§ **Material shown**:
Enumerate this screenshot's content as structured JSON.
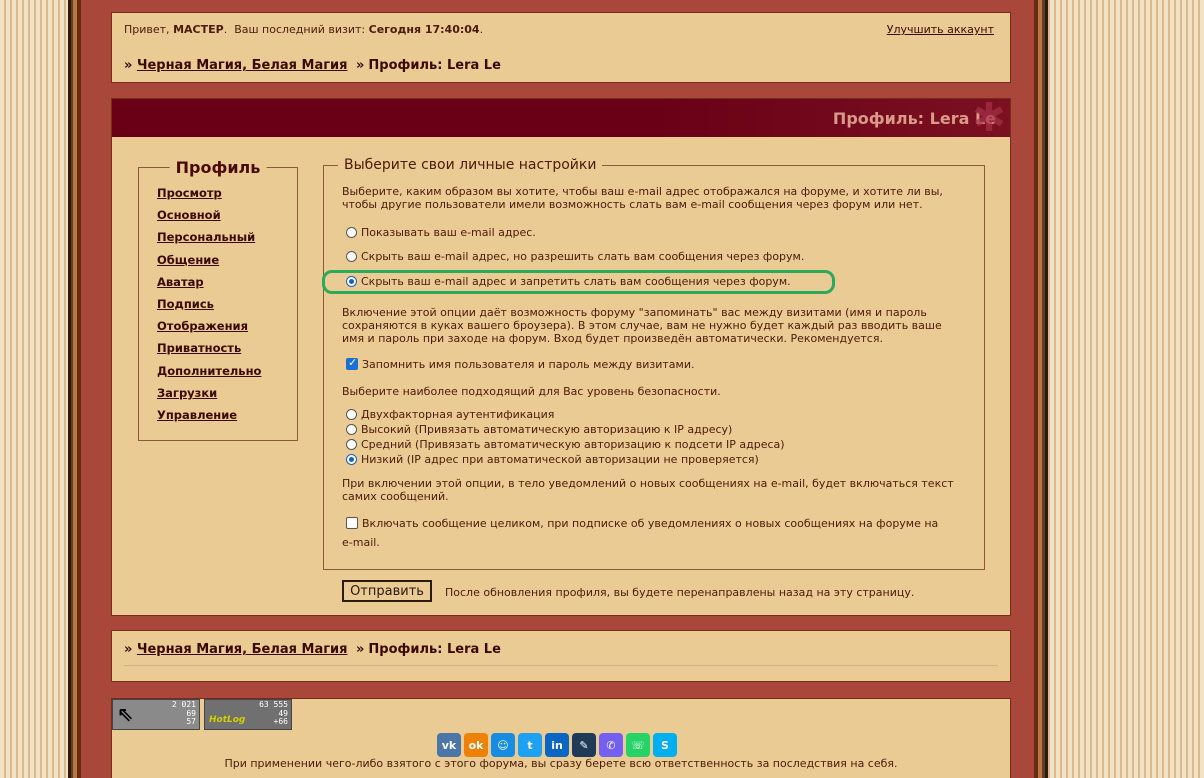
{
  "top": {
    "greeting_prefix": "Привет,",
    "username": "МАСТЕР",
    "greeting_dot": ".",
    "last_visit_label": "Ваш последний визит:",
    "last_visit_value": "Сегодня 17:40:04",
    "last_visit_dot": ".",
    "upgrade_link": "Улучшить аккаунт"
  },
  "breadcrumb": {
    "sep": "»",
    "forum": "Черная Магия, Белая Магия",
    "page": "Профиль: Lera Le"
  },
  "profile": {
    "header_title": "Профиль: Lera Le",
    "nav_title": "Профиль",
    "nav_items": [
      "Просмотр",
      "Основной",
      "Персональный",
      "Общение",
      "Аватар",
      "Подпись",
      "Отображения",
      "Приватность",
      "Дополнительно",
      "Загрузки",
      "Управление"
    ]
  },
  "settings": {
    "legend": "Выберите свои личные настройки",
    "email_desc": "Выберите, каким образом вы хотите, чтобы ваш e-mail адрес отображался на форуме, и хотите ли вы, чтобы другие пользователи имели возможность слать вам e-mail сообщения через форум или нет.",
    "email_options": [
      "Показывать ваш e-mail адрес.",
      "Скрыть ваш e-mail адрес, но разрешить слать вам сообщения через форум.",
      "Скрыть ваш e-mail адрес и запретить слать вам сообщения через форум."
    ],
    "email_selected": 2,
    "remember_desc": "Включение этой опции даёт возможность форуму \"запоминать\" вас между визитами (имя и пароль сохраняются в куках вашего броузера). В этом случае, вам не нужно будет каждый раз вводить ваше имя и пароль при заходе на форум. Вход будет произведён автоматически. Рекомендуется.",
    "remember_label": "Запомнить имя пользователя и пароль между визитами.",
    "remember_checked": true,
    "security_desc": "Выберите наиболее подходящий для Вас уровень безопасности.",
    "security_options": [
      "Двухфакторная аутентификация",
      "Высокий (Привязать автоматическую авторизацию к IP адресу)",
      "Средний (Привязать автоматическую авторизацию к подсети IP адреса)",
      "Низкий (IP адрес при автоматической авторизации не проверяется)"
    ],
    "security_selected": 3,
    "fulltext_desc": "При включении этой опции, в тело уведомлений о новых сообщениях на e-mail, будет включаться текст самих сообщений.",
    "fulltext_label_1": "Включать сообщение целиком, при подписке об уведомлениях о новых сообщениях на форуме на",
    "fulltext_label_2": "e-mail.",
    "fulltext_checked": false
  },
  "actions": {
    "submit": "Отправить",
    "submit_note": "После обновления профиля, вы будете перенаправлены назад на эту страницу."
  },
  "footer": {
    "counter1_lines": [
      "2 021",
      "69",
      "57"
    ],
    "counter2_logo": "HotLog",
    "counter2_lines": [
      "63 555",
      "49",
      "+66"
    ],
    "share": [
      {
        "icon": "vk-icon",
        "glyph": "vk",
        "color": "#4a76a8"
      },
      {
        "icon": "odnoklassniki-icon",
        "glyph": "ok",
        "color": "#ee8208"
      },
      {
        "icon": "moimir-icon",
        "glyph": "☺",
        "color": "#168de2"
      },
      {
        "icon": "twitter-icon",
        "glyph": "t",
        "color": "#1da1f2"
      },
      {
        "icon": "linkedin-icon",
        "glyph": "in",
        "color": "#0a66c2"
      },
      {
        "icon": "livejournal-icon",
        "glyph": "✎",
        "color": "#1f3b57"
      },
      {
        "icon": "viber-icon",
        "glyph": "✆",
        "color": "#7360f2"
      },
      {
        "icon": "whatsapp-icon",
        "glyph": "☏",
        "color": "#25d366"
      },
      {
        "icon": "skype-icon",
        "glyph": "S",
        "color": "#00aff0"
      }
    ],
    "disclaimer": "При применении чего-либо взятого с этого форума, вы сразу берете всю ответственность за последствия на себя."
  },
  "colors": {
    "highlight": "#2aaa5a",
    "header_bg": "#6a0016",
    "panel_bg": "#ebcb94"
  }
}
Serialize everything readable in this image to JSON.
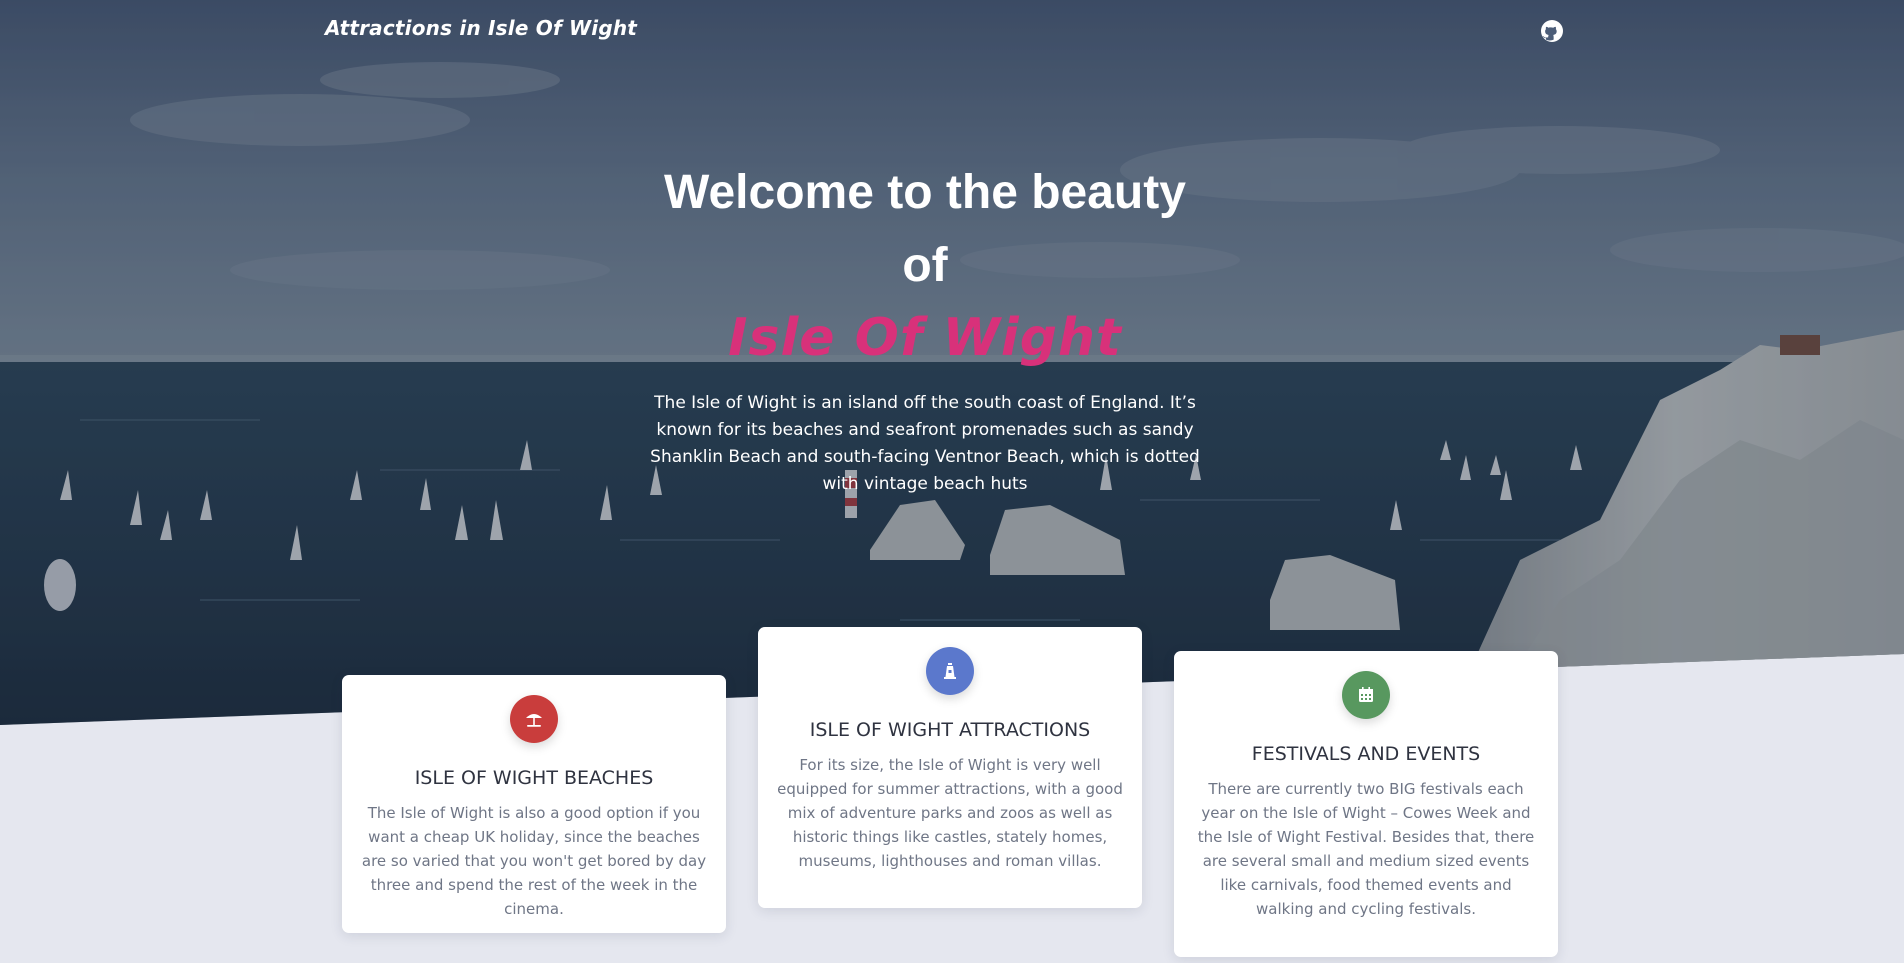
{
  "nav": {
    "brand": "Attractions in Isle Of Wight",
    "github_icon": "github-icon"
  },
  "hero": {
    "title": "Welcome to the beauty of",
    "highlight": "Isle Of Wight",
    "description": "The Isle of Wight is an island off the south coast of England. It’s known for its beaches and seafront promenades such as sandy Shanklin Beach and south-facing Ventnor Beach, which is dotted with vintage beach huts",
    "highlight_color": "#d8317a"
  },
  "cards": [
    {
      "icon": "beach-umbrella-icon",
      "icon_color": "#c93d3c",
      "title": "ISLE OF WIGHT BEACHES",
      "text": "The Isle of Wight is also a good option if you want a cheap UK holiday, since the beaches are so varied that you won't get bored by day three and spend the rest of the week in the cinema."
    },
    {
      "icon": "lighthouse-icon",
      "icon_color": "#5b78cc",
      "title": "ISLE OF WIGHT ATTRACTIONS",
      "text": "For its size, the Isle of Wight is very well equipped for summer attractions, with a good mix of adventure parks and zoos as well as historic things like castles, stately homes, museums, lighthouses and roman villas."
    },
    {
      "icon": "calendar-icon",
      "icon_color": "#58985f",
      "title": "FESTIVALS AND EVENTS",
      "text": "There are currently two BIG festivals each year on the Isle of Wight – Cowes Week and the Isle of Wight Festival. Besides that, there are several small and medium sized events like carnivals, food themed events and walking and cycling festivals."
    }
  ],
  "colors": {
    "page_background": "#e5e7ef",
    "card_background": "#ffffff"
  }
}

§ **Written problem**:
Search the records for the string "новых" and return every line in which it occurs.

§ **Task response**:
    "fulltext_desc": "При включении этой опции, в тело уведомлений о новых сообщениях на e-mail, будет включаться текст самих сообщений.",
    "fulltext_label_1": "Включать сообщение целиком, при подписке об уведомлениях о новых сообщениях на форуме на",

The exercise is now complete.